Rows:
** BEGIN **

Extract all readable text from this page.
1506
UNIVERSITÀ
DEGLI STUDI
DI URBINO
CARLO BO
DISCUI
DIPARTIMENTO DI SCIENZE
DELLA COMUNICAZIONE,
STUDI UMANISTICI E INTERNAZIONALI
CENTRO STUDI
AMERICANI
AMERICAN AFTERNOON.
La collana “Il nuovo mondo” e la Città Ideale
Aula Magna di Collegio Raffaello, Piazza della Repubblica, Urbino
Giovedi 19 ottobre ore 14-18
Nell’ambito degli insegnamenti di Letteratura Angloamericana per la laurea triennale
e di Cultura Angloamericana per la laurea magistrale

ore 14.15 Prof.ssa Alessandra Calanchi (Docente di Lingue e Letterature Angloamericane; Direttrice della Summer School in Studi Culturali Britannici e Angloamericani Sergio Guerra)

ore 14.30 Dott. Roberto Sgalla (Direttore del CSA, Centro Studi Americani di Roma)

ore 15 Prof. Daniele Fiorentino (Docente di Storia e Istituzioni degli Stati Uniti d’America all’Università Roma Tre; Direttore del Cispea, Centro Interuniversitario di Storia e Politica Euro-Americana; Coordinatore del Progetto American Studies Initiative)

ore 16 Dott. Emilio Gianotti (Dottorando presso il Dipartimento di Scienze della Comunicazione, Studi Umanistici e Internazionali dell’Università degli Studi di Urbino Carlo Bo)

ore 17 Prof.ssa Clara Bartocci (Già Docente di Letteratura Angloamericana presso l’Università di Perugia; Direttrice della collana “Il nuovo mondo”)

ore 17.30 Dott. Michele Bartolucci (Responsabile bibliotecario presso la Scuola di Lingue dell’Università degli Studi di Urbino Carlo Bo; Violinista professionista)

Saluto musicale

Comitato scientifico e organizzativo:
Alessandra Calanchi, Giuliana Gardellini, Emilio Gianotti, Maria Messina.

** END **
** BEGIN **

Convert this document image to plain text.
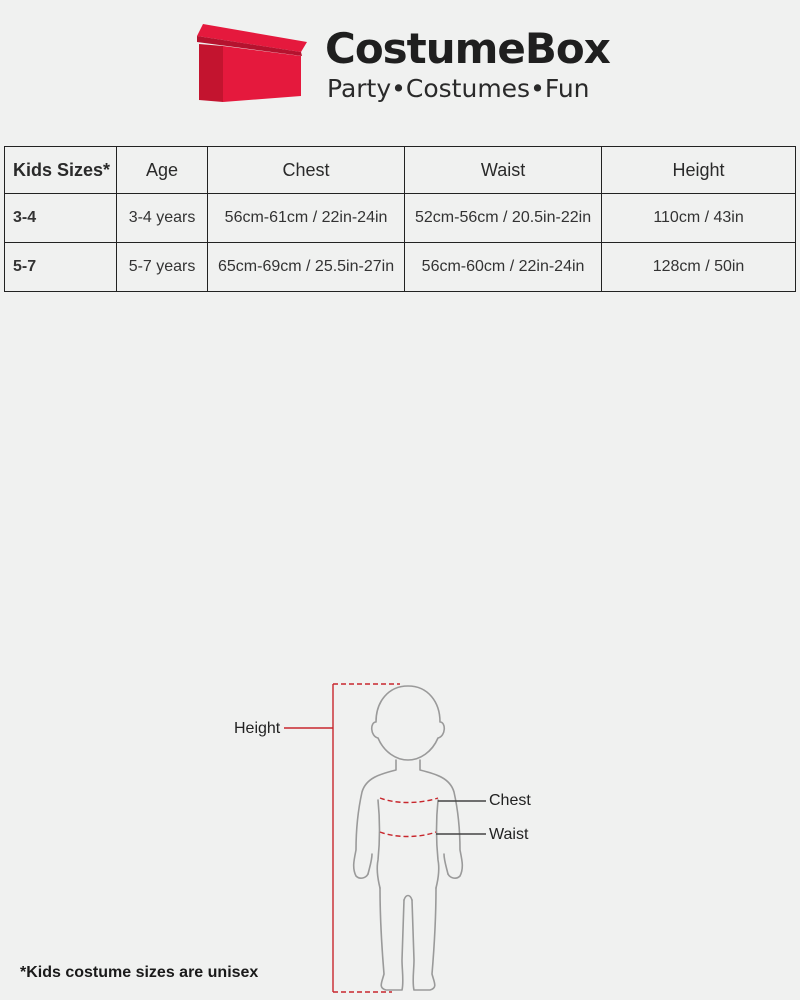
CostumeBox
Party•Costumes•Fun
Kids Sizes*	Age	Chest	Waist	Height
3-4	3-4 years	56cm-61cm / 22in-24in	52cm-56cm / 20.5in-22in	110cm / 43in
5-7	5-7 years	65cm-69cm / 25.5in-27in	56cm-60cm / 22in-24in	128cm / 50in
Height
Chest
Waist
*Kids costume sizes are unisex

** END **
** BEGIN **

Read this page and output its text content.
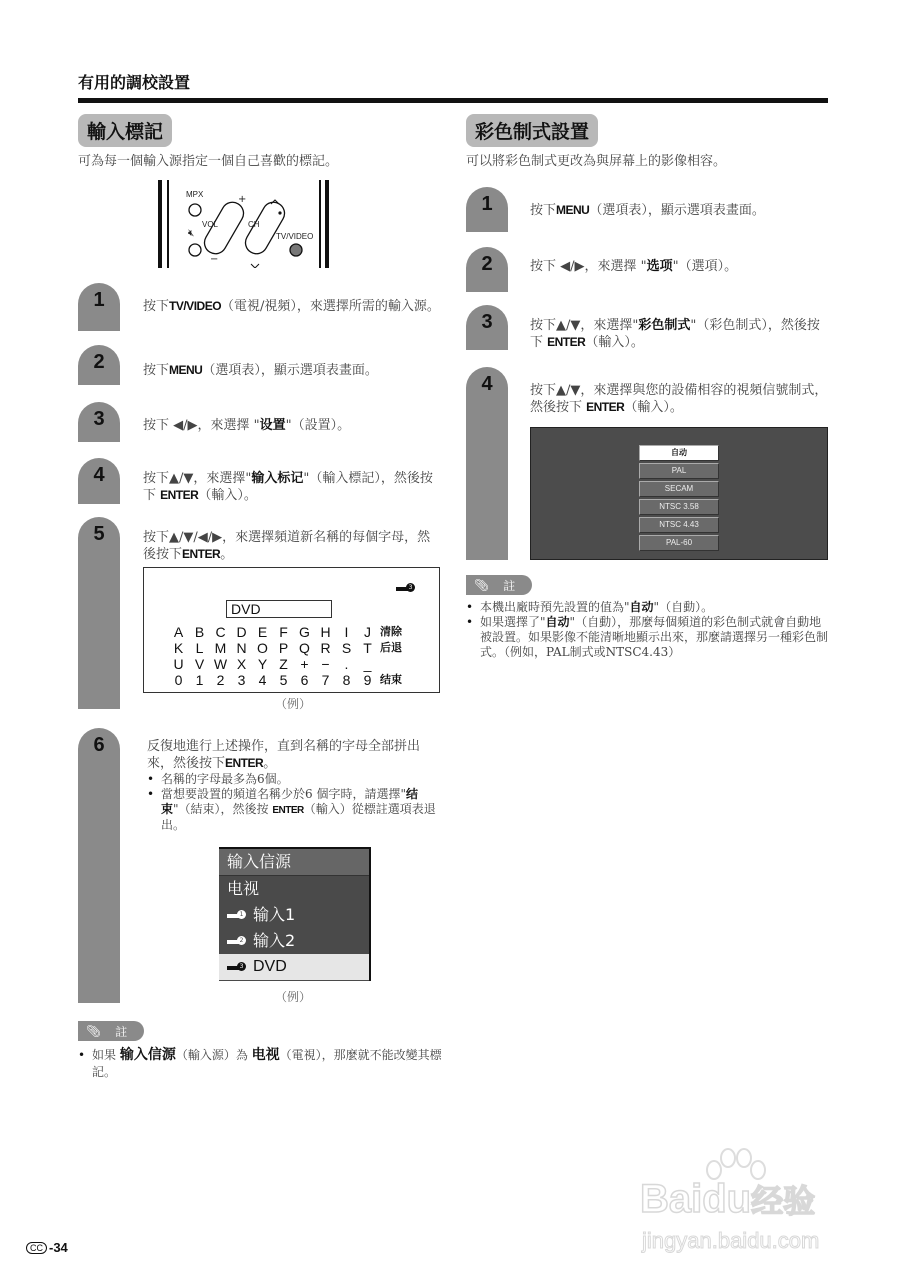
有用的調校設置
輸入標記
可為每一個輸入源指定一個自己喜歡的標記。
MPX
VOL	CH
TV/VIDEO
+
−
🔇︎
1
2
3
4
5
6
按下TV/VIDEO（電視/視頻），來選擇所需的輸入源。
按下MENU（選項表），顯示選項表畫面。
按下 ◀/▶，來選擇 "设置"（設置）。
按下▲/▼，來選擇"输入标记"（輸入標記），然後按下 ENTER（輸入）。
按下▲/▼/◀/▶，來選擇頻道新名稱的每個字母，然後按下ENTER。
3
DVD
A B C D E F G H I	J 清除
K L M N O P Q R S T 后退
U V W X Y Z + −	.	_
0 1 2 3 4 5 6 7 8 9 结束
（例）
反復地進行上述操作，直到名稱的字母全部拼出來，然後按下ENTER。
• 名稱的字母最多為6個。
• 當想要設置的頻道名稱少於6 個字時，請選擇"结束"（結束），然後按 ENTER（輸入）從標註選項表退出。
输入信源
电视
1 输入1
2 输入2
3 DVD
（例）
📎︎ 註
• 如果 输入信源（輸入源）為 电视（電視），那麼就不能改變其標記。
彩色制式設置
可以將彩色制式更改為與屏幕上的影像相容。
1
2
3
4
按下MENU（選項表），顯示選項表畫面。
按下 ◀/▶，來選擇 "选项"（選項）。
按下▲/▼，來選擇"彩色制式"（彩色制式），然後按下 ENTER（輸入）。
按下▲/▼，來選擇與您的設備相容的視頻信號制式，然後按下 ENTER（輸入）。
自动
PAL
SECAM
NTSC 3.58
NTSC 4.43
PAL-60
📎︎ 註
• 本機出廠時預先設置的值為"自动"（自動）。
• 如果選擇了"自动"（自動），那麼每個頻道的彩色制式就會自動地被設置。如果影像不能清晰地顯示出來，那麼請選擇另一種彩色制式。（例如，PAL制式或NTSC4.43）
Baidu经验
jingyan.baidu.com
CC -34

** END **

Task statement:
Reply with the number of lines in the material above that contain "Docente", and nothing more.

Response to this exercise:
3